Connaître et apprécier l'histoire est différent de la commémorer sans cesse.
Événements et personnages sont habituellement plus ambigus que leur célébration à grands renforts d'estrades, de fleurs et de drapeaux.
À moins que les commémorations ne révèlent les véritables pensées de leurs organisateurs.
Jugez sur pièces avec cet exemple simultanément révolutionnaire et grenoblois.
Cette commémoration plus que bicentenaire - prévue cours Jean Jaurès et cours de la Libération - "met en scène les audaces dont Grenoble déborde" grâce à "la thématique « en marche, la marche, ça marche »" ainsi "qu'au chant et à la danse comme axes artistiques".
Durant les années 1780, le roi Louis XVI et les plus éclairés de ses ministres, sentant que leur régime se fissurait, tentèrent d'imposer des réformes.
Notamment, en mai 1788, ils voulurent mettre fin aux parlements qui étaient, à la fois, des tribunaux et des chambres d'enregistrement des lois mais aussi de puissants bastions du conservatisme féodal et des particularismes locaux.
La noblesse de robe, arc-boutée sur ses privilèges ancestraux, engagea illico le bras de fer avec une royauté trop progressiste à ses yeux.
Une partie de la bourgeoisie lui emboîta le pas, pensant trouver une occasion de rejoindre le club par la reconnaissance des mérites de sa richesse.
Des échauffourées eurent lieu un peu partout, notamment à Paris et à Rennes. À Grenoble, la défense des parlementaires atteignit son paroxysme.
La capitale du Dauphiné était alors une petite ville d'à peine 20 000 personnes enserrée dans des remparts exigus.
L'essentiel de la population dépendait, directement ou indirectement, des activités de son parlement. Sa mise en vacances menaçait directement la survie de la bourgade.
Aussi le 7 juin 1788, alors que les représentants locaux du roi voulaient éloigner de Grenoble les parlementaires, une émeute conséquente éclatait, attisée par des troupes mal commandées et mal inspirées.
Celles-ci, après avoir fait usage de leurs fusils, furent soumises à une pluie de tuiles lancées par des habitants juchés sur les toits.
En fin de journée, 3 morts et plusieurs dizaines de blessés étaient à déplorer.

* **Données disponibles**
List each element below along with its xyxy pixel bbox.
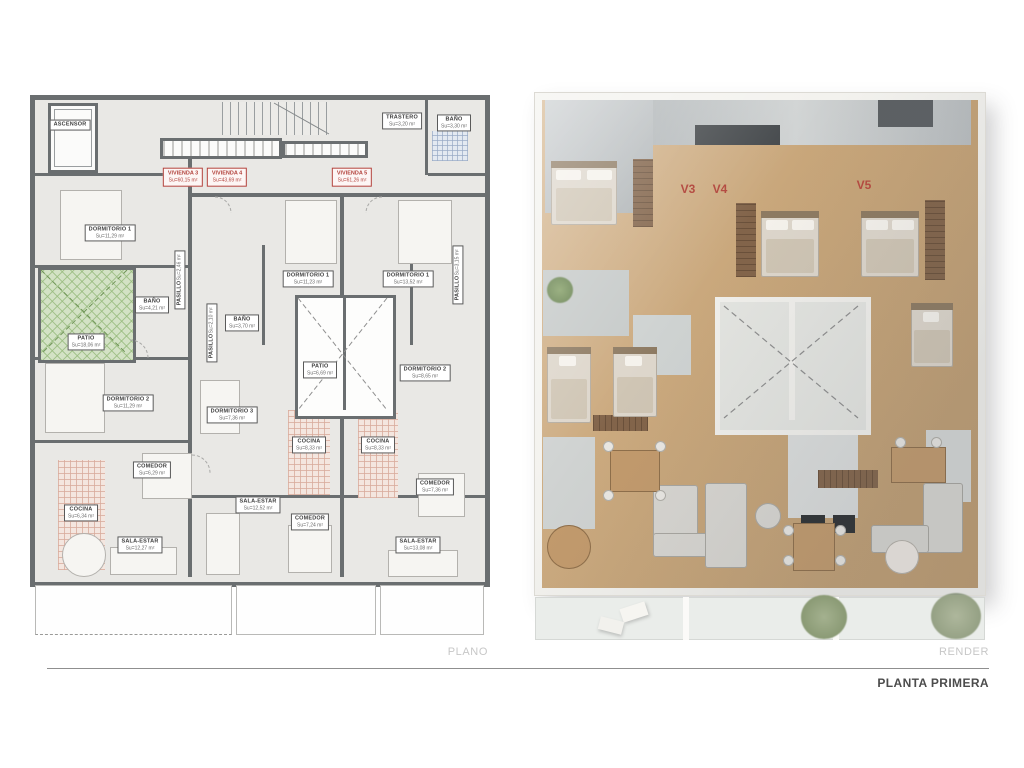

* **Objectif 1**
Traduisez en anglais cette phrase de l'extrait du document : « La capitale du Dauphiné était alors une petite ville d'à peine 20 000 personnes enserrée dans des remparts exigus. »
* **Objectif 2**
Répondez aux questions suivantes d'après l'extrait du document :
(a) En quel mois et en quelle année le roi et ses ministres voulurent-ils mettre fin aux parlements ?
(b) Quelles villes l'extrait cite-t-il comme lieux d'échauffourées, en dehors de Grenoble ?
(c) Combien de morts compta-t-on en fin de journée ?
* **Objectif 3**
Recopiez sans rien changer le passage de l'extrait du document qui va de « Durant les années » jusqu'à « à ses yeux. » inclus.
Ces données n'ont aucun lien avec l'extrait du document.

* **Réponse rédigée 1**
The capital of the Dauphiné was then a small town of barely 20,000 people, hemmed in by cramped ramparts.

* **Réponse rédigée 2**
(a) En mai 1788.
(b) Paris et Rennes.
(c) Trois morts.

* **Réponse rédigée 3**
Durant les années 1780, le roi Louis XVI et les plus éclairés de ses ministres, sentant que leur régime se fissurait, tentèrent d'imposer des réformes.
Notamment, en mai 1788, ils voulurent mettre fin aux parlements qui étaient, à la fois, des tribunaux et des chambres d'enregistrement des lois mais aussi de puissants bastions du conservatisme féodal et des particularismes locaux.
La noblesse de robe, arc-boutée sur ses privilèges ancestraux, engagea illico le bras de fer avec une royauté trop progressiste à ses yeux.